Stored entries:
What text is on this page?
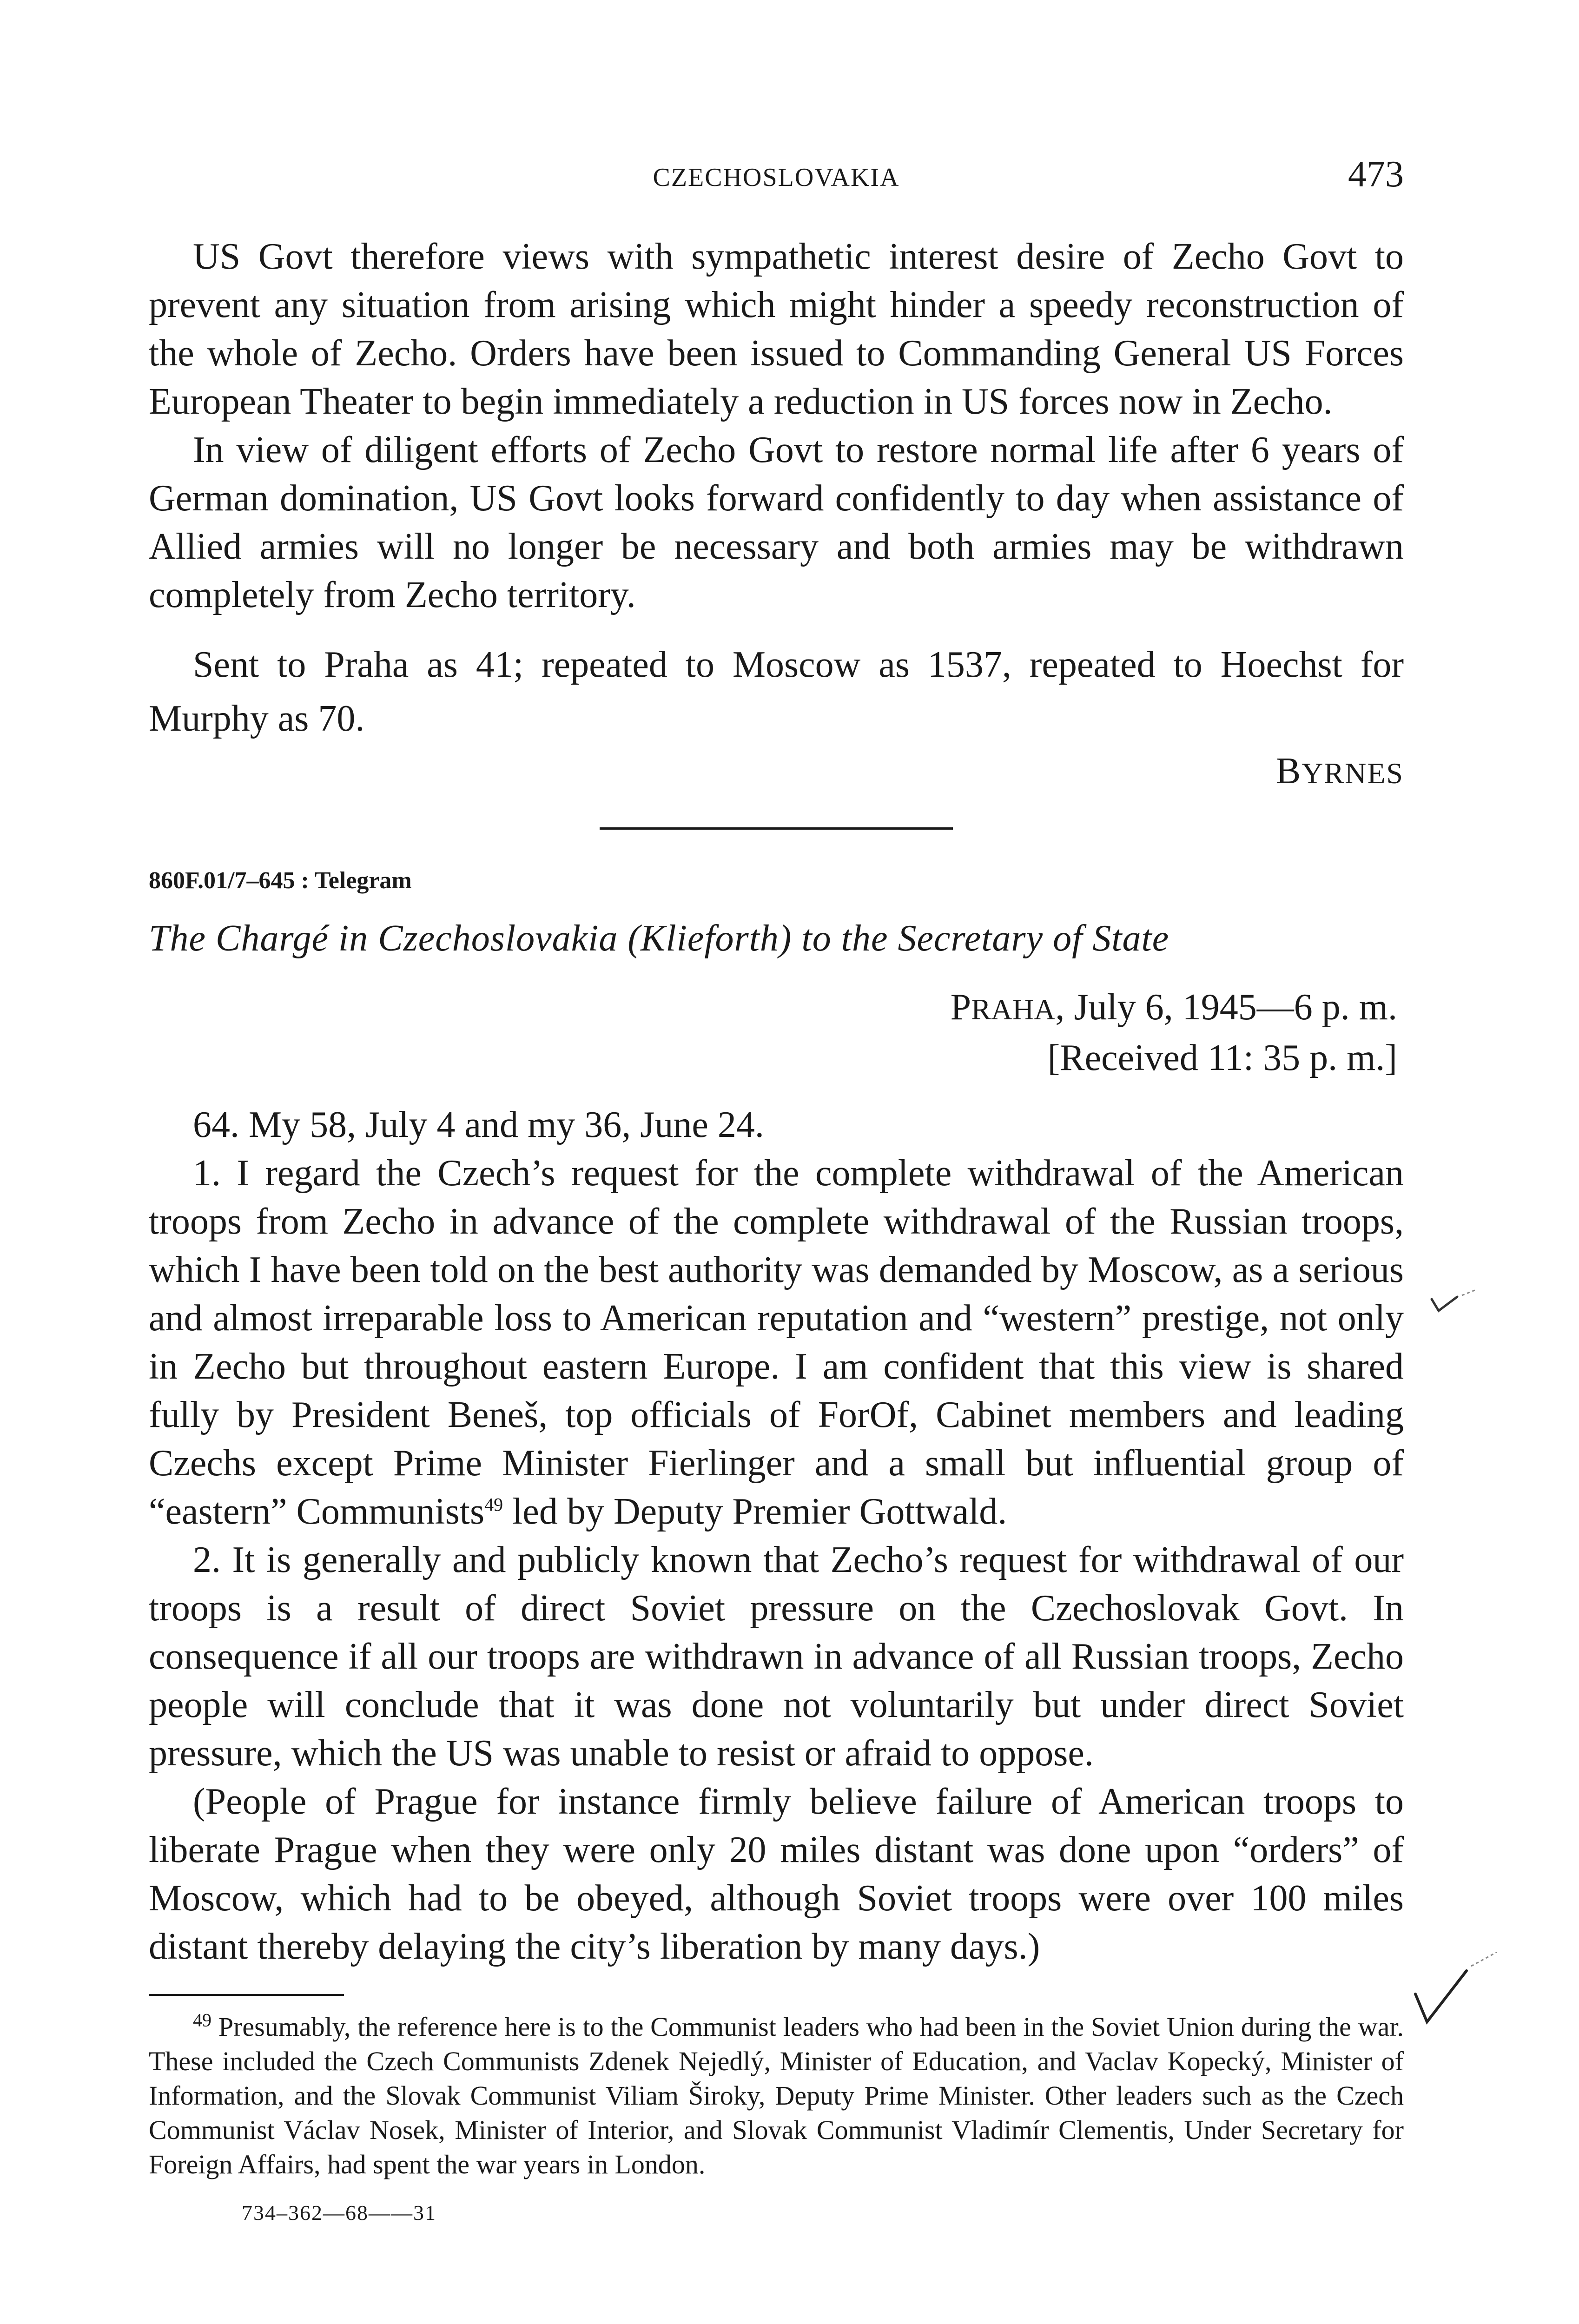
CZECHOSLOVAKIA	473

US Govt therefore views with sympathetic interest desire of Zecho Govt to prevent any situation from arising which might hinder a speedy reconstruction of the whole of Zecho. Orders have been issued to Commanding General US Forces European Theater to begin immediately a reduction in US forces now in Zecho.

In view of diligent efforts of Zecho Govt to restore normal life after 6 years of German domination, US Govt looks forward confidently to day when assistance of Allied armies will no longer be necessary and both armies may be withdrawn completely from Zecho territory.

Sent to Praha as 41; repeated to Moscow as 1537, repeated to Hoechst for Murphy as 70.

BYRNES
860F.01/7–645 : Telegram
The Chargé in Czechoslovakia (Klieforth) to the Secretary of State
PRAHA, July 6, 1945—6 p. m.
[Received 11: 35 p. m.]

64. My 58, July 4 and my 36, June 24.

1. I regard the Czech’s request for the complete withdrawal of the American troops from Zecho in advance of the complete withdrawal of the Russian troops, which I have been told on the best authority was demanded by Moscow, as a serious and almost irreparable loss to American reputation and “western” prestige, not only in Zecho but throughout eastern Europe. I am confident that this view is shared fully by President Beneš, top officials of ForOf, Cabinet members and leading Czechs except Prime Minister Fierlinger and a small but influential group of “eastern” Communists$^{49}$ led by Deputy Premier Gottwald.

2. It is generally and publicly known that Zecho’s request for withdrawal of our troops is a result of direct Soviet pressure on the Czechoslovak Govt. In consequence if all our troops are withdrawn in advance of all Russian troops, Zecho people will conclude that it was done not voluntarily but under direct Soviet pressure, which the US was unable to resist or afraid to oppose.

(People of Prague for instance firmly believe failure of American troops to liberate Prague when they were only 20 miles distant was done upon “orders” of Moscow, which had to be obeyed, although Soviet troops were over 100 miles distant thereby delaying the city’s liberation by many days.)

$^{49}$ Presumably, the reference here is to the Communist leaders who had been in the Soviet Union during the war. These included the Czech Communists Zdenek Nejedlý, Minister of Education, and Vaclav Kopecký, Minister of Information, and the Slovak Communist Viliam Široky, Deputy Prime Minister. Other leaders such as the Czech Communist Václav Nosek, Minister of Interior, and Slovak Communist Vladimír Clementis, Under Secretary for Foreign Affairs, had spent the war years in London.

734–362—68——31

> WRITTEN PROBLEM:
Which lines hold the word "July"? Show each one.

> RESULT OF THE TASK:
PRAHA, July 6, 1945—6 p. m.
64. My 58, July 4 and my 36, June 24.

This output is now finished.